_BRIEF_. Scan the data for "from" and copy the lines it appears in.

_SUPPLIED RECORDS_.
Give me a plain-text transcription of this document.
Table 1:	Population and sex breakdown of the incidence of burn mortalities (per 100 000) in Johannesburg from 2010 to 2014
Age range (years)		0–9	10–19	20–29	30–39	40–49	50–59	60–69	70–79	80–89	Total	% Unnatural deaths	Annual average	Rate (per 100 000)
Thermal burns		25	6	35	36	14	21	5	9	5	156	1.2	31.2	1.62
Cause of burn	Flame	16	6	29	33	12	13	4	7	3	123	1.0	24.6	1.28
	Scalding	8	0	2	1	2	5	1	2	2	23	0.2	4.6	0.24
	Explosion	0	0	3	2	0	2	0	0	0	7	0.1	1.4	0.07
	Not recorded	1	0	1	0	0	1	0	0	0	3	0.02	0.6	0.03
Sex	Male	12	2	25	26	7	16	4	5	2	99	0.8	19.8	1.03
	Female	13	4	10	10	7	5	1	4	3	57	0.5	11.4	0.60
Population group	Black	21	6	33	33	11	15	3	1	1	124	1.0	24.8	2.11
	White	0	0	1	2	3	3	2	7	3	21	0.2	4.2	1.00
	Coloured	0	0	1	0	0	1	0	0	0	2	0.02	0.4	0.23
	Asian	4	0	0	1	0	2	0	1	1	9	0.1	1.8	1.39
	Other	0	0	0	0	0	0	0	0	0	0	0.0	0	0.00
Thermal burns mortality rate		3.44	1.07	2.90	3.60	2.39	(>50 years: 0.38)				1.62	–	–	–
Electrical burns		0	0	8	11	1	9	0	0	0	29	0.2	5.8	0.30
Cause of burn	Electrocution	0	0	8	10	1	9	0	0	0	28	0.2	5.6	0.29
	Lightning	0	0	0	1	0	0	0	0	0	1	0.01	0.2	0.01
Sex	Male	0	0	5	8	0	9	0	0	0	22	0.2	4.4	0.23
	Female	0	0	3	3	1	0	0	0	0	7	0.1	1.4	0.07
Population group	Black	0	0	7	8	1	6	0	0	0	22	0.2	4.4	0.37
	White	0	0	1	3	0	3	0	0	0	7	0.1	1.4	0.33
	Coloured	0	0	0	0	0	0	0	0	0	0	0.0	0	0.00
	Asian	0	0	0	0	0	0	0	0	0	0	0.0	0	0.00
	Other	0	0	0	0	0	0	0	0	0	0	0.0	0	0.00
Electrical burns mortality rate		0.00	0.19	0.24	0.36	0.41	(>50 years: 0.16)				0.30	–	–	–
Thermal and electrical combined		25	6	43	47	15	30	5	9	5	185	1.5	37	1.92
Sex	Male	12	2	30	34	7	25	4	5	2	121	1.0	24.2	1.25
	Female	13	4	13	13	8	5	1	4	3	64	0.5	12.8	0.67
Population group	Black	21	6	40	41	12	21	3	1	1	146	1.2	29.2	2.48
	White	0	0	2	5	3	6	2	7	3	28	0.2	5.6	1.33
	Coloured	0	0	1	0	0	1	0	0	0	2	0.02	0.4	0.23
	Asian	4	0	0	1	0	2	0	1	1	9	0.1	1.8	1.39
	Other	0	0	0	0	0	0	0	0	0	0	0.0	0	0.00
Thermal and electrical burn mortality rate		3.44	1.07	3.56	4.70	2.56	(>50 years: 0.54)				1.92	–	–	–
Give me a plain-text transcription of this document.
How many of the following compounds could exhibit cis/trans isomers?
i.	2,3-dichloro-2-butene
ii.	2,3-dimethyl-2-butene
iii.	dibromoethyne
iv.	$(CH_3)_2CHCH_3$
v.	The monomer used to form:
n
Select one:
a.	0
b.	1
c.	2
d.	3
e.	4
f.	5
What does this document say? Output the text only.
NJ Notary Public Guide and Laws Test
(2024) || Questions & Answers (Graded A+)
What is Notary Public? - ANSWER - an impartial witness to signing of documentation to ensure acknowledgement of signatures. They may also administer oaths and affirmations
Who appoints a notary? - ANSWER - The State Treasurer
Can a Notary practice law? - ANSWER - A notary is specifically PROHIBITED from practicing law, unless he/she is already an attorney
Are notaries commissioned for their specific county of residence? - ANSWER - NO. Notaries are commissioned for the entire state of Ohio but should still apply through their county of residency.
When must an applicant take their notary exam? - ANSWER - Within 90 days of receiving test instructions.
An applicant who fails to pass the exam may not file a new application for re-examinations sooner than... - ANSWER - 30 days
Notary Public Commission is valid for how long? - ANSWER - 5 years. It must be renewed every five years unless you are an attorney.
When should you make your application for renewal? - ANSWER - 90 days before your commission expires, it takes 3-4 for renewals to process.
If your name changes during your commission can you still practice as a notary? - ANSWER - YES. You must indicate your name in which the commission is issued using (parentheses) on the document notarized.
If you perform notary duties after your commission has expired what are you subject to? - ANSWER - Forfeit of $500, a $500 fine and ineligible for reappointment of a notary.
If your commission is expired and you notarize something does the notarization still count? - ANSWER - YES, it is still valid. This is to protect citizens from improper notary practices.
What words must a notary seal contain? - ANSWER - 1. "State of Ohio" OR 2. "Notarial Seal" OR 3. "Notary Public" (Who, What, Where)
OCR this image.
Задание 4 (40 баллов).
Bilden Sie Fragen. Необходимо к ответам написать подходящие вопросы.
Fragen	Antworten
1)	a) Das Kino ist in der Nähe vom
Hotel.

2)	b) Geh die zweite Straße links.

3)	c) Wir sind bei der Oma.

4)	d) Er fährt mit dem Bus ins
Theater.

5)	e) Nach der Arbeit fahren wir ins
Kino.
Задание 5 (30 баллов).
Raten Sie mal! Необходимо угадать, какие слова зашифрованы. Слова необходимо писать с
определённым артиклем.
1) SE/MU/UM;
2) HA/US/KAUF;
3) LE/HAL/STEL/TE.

_FINAL RESULT_.
Table 1:	Population and sex breakdown of the incidence of burn mortalities (per 100 000) in Johannesburg from 2010 to 2014
Can a Notary practice law? - ANSWER - A notary is specifically PROHIBITED from practicing law, unless he/she is already an attorney
If your commission is expired and you notarize something does the notarization still count? - ANSWER - YES, it is still valid. This is to protect citizens from improper notary practices.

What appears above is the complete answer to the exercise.